== What you will do ==
Locate each line holding the string "Pattern" and copy it.

== Data ==

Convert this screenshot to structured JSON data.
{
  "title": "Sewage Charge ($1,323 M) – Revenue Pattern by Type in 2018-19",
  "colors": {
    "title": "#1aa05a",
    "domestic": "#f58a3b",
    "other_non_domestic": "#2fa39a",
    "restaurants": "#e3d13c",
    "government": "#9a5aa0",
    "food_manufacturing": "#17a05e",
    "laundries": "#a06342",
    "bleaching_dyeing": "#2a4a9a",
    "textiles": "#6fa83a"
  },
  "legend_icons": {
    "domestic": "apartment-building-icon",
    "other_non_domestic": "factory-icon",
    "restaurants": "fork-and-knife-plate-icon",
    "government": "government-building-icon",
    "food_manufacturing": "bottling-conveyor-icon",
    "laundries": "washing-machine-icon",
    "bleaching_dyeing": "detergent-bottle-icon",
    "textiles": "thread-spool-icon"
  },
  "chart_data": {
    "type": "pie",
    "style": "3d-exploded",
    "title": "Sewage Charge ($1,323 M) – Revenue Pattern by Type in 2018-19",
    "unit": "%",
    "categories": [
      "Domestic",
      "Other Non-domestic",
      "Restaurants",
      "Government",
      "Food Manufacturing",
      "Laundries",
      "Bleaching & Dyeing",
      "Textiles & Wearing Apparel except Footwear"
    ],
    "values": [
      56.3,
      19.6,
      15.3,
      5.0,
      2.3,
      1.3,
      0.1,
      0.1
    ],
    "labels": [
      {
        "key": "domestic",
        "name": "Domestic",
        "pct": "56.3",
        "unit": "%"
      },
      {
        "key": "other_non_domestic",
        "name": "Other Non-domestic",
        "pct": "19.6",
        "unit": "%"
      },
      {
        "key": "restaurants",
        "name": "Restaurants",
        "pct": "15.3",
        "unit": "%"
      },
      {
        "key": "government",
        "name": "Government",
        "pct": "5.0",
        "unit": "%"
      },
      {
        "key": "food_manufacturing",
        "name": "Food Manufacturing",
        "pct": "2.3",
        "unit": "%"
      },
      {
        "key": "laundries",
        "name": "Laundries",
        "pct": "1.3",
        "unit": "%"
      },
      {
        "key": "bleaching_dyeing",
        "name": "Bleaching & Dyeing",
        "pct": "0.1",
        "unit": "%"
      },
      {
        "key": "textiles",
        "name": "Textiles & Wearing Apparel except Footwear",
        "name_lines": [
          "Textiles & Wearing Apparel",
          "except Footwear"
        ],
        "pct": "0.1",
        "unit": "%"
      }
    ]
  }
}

== Answer to the problem ==
  "title": "Sewage Charge ($1,323 M) – Revenue Pattern by Type in 2018-19",
    "title": "Sewage Charge ($1,323 M) – Revenue Pattern by Type in 2018-19",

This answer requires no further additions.